start

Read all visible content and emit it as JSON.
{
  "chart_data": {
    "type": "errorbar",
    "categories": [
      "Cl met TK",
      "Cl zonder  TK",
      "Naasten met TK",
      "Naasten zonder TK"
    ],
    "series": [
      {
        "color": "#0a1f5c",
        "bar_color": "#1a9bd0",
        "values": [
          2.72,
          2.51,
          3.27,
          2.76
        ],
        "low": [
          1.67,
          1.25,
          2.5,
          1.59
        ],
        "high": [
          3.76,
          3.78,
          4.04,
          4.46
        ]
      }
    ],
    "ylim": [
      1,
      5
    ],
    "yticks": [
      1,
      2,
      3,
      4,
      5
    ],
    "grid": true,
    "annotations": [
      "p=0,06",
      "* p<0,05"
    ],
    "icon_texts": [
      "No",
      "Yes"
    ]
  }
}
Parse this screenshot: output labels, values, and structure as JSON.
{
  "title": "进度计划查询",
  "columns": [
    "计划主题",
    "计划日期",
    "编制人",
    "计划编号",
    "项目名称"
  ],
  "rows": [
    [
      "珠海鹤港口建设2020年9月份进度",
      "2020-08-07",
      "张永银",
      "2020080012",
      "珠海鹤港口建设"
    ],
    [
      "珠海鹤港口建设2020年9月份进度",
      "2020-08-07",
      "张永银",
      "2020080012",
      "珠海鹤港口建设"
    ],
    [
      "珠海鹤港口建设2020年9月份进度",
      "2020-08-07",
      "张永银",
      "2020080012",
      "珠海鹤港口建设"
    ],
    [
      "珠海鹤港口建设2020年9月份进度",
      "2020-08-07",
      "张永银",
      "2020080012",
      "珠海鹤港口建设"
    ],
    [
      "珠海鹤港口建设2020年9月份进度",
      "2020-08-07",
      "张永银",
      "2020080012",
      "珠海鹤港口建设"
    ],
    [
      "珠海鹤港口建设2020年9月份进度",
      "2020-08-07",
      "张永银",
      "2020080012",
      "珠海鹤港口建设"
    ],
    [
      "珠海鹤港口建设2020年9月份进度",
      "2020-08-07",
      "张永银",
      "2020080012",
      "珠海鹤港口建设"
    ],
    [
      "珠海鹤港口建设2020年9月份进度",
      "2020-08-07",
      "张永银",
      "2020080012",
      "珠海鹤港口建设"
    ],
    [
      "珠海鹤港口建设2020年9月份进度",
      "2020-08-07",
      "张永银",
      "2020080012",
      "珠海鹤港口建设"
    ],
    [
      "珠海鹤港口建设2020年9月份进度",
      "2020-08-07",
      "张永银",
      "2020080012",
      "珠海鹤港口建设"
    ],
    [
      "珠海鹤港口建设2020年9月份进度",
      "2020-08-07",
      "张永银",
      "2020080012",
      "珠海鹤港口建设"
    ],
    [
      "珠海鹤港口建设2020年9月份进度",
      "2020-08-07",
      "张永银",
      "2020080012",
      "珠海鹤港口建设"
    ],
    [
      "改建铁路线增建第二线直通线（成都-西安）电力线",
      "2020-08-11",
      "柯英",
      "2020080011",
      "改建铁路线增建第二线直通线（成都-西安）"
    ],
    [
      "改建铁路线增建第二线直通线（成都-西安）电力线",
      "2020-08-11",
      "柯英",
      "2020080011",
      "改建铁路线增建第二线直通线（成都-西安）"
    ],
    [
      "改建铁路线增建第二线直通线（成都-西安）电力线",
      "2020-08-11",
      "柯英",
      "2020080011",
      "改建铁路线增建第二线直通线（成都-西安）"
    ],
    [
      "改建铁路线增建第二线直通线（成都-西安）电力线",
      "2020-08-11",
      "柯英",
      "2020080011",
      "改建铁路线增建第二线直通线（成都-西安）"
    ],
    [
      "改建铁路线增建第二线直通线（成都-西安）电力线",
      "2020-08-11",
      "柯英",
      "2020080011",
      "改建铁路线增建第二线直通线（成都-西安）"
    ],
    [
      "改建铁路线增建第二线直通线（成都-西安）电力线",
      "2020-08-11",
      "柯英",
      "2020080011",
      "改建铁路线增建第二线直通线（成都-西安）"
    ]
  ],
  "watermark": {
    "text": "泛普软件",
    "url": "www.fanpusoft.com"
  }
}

end

:: Task goal ::
Select every line of the records holding the string "JSON".

:: Solution for this problem ::
Read all visible content and emit it as JSON.
Parse this screenshot: output labels, values, and structure as JSON.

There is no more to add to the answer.